#### DATA SHOWN ####

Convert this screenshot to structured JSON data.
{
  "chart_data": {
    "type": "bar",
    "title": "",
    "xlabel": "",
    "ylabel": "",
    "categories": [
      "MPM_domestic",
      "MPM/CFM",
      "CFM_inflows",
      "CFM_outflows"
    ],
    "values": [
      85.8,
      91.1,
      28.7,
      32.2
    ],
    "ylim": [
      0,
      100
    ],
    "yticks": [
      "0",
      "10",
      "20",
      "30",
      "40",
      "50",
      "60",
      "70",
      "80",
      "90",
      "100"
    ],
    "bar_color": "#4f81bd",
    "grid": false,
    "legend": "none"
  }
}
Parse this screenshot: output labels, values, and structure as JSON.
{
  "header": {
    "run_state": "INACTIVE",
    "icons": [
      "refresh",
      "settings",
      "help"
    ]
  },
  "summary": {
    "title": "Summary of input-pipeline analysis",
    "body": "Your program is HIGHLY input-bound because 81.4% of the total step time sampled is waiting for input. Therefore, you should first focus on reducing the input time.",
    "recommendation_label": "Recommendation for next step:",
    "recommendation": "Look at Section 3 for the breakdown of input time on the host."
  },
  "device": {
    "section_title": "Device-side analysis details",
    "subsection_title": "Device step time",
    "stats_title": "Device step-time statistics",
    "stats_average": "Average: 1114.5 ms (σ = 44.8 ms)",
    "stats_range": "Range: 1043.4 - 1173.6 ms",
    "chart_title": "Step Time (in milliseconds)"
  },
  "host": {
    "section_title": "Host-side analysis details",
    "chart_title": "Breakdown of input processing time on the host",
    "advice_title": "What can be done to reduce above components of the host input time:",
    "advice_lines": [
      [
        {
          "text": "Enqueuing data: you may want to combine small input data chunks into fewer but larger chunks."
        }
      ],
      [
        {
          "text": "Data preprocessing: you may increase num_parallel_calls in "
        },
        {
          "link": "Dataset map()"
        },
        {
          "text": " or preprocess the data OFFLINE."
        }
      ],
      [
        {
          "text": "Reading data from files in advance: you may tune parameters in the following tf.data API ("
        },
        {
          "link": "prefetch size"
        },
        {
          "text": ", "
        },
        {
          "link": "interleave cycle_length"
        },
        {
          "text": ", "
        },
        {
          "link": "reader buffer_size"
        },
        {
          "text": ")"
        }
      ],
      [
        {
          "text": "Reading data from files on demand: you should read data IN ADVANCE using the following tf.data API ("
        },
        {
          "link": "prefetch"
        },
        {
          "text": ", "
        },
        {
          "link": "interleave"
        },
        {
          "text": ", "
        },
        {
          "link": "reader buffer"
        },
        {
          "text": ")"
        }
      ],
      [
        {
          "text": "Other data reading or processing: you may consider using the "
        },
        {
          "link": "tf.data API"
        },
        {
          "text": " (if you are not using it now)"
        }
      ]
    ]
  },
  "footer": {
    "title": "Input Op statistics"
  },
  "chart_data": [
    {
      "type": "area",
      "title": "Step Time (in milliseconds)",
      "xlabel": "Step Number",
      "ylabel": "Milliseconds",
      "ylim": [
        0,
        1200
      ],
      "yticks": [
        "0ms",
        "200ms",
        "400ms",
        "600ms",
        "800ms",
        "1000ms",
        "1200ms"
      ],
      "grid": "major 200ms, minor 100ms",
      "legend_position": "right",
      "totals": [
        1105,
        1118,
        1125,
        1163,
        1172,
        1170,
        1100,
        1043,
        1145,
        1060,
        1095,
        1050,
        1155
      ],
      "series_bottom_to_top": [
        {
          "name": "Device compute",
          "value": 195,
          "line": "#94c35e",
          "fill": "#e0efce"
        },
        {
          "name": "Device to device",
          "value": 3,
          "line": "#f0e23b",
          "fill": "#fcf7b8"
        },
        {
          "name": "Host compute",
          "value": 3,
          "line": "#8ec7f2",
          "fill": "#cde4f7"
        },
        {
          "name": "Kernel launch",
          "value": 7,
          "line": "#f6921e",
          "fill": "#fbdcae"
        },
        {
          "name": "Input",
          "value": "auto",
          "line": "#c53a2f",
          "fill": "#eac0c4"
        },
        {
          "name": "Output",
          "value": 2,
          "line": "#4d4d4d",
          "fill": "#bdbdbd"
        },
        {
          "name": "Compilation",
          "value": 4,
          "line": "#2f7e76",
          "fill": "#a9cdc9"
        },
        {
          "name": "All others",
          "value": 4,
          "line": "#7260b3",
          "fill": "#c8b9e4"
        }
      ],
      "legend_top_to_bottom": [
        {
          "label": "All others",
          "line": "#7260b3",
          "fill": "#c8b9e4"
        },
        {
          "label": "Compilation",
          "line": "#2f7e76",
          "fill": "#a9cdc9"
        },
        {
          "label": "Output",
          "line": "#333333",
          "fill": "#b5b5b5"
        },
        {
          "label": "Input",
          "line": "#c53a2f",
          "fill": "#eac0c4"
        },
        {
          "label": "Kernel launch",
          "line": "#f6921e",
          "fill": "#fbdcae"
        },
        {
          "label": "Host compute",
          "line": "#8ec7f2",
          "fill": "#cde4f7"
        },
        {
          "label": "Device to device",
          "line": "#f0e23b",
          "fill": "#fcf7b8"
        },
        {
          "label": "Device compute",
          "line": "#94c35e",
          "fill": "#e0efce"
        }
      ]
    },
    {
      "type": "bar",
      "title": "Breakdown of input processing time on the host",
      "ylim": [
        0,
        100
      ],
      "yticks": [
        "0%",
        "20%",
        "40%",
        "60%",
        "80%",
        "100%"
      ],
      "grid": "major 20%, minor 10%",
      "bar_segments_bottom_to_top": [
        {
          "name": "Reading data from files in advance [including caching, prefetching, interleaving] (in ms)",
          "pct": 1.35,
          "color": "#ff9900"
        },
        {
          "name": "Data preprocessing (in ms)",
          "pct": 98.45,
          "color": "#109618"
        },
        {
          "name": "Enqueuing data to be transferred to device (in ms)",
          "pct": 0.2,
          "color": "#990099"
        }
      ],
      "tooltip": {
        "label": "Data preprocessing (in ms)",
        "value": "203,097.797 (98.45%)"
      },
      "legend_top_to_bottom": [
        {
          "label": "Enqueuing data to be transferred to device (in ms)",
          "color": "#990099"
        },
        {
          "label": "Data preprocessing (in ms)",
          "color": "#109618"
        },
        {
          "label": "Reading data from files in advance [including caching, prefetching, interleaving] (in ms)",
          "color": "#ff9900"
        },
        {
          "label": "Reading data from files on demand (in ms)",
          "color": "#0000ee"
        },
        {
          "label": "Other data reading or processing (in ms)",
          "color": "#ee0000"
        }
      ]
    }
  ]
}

####

How many lines of these entries contain "screenshot"? Answer with the number and nothing else.

WRITTEN RESPONSE.
2